In the WYMEditor guide, rename "yourapp" to "blog" and reproduce the passage starting at "from django import" and ending at "default admin site.".
___ Document segment ___
Please note you need to customize some parts of the following snippet to match your app:
- The second line needs to successfully import the WYMEditor widget
-
Line five should have the name of the field you want to apply the WYMeditor to, in this example the model field
bodywould get it. - The last line uses a nifty tool of Django that loads a model without the need to import it. In fact you just need to give it the lowercase name of the app and the lowercase name of the model.
from django import forms from django.db.models import get_model from yourapp.widgets import WYMEditor class ArticleAdminModelForm(forms.ModelForm): body = forms.CharField(widget=WYMEditor()) class Meta: model = get_model('yourapp', 'article')
Assembling
Now open the 'admin.py' of your app to hook that ModelForm up with the admin interface. First import your ModelForm subclass. Then set the class attribute of the ModelAdmin subclass called form to the form subclass you just imported. Finally register your custom admin class and your model with the default admin site.
from django.contrib import admin from django.db.models import get_model from yourapp.forms import ArticleAdminModelForm class ArticleAdmin(admin.ModelAdmin): # .. form = ArticleAdminModelForm admin.site.register(get_model('yourapp', 'article'), ArticleAdmin)
That’s it for today, I hope everything works for you. Let me know what you think.
comments
nice articel - I´ve been thinking to switch from TinyMCE to WYMEditor for a while and I might give it a try now.
___ Data provided ___
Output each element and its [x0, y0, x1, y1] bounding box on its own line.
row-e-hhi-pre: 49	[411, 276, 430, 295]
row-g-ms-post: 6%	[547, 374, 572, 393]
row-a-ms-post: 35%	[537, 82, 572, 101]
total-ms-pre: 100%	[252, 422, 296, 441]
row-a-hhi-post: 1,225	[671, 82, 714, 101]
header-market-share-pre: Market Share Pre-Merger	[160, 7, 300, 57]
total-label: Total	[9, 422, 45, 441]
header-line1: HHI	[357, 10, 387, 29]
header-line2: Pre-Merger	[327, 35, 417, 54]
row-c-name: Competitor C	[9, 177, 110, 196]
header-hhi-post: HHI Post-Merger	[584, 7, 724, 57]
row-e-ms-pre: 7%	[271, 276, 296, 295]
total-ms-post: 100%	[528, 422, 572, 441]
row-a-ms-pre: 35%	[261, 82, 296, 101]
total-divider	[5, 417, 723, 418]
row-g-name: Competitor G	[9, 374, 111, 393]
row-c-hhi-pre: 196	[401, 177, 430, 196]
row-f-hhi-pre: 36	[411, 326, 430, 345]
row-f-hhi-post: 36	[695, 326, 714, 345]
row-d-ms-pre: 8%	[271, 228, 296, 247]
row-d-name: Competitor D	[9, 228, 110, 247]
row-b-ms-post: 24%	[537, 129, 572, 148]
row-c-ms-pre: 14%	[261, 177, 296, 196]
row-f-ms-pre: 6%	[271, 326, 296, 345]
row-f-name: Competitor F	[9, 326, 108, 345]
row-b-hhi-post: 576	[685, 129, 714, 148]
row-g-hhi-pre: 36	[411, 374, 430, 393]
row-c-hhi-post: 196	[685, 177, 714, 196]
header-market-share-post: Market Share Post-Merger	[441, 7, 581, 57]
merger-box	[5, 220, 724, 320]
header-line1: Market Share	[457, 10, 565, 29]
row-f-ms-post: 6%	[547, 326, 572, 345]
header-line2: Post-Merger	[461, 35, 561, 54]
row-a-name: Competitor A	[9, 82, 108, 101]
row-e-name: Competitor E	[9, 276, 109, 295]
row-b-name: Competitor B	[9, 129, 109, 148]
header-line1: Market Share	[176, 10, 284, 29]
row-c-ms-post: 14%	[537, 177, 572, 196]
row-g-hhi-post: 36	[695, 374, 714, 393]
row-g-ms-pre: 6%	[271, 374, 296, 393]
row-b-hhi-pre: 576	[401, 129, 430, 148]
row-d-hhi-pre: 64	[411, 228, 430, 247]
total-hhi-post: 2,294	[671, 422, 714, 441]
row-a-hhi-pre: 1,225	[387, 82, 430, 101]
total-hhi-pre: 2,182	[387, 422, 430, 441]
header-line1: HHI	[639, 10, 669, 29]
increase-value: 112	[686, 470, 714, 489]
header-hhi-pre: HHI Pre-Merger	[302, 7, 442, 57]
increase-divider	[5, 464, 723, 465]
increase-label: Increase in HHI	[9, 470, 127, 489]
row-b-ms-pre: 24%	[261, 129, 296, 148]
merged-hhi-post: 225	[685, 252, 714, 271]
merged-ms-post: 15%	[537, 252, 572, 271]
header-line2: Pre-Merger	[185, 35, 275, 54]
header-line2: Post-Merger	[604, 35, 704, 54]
___
[Exercise response]
from django import forms from django.db.models import get_model from blog.widgets import WYMEditor class ArticleAdminModelForm(forms.ModelForm): body = forms.CharField(widget=WYMEditor()) class Meta: model = get_model('blog', 'article')
Assembling
Now open the 'admin.py' of your app to hook that ModelForm up with the admin interface. First import your ModelForm subclass. Then set the class attribute of the ModelAdmin subclass called form to the form subclass you just imported. Finally register your custom admin class and your model with the default admin site.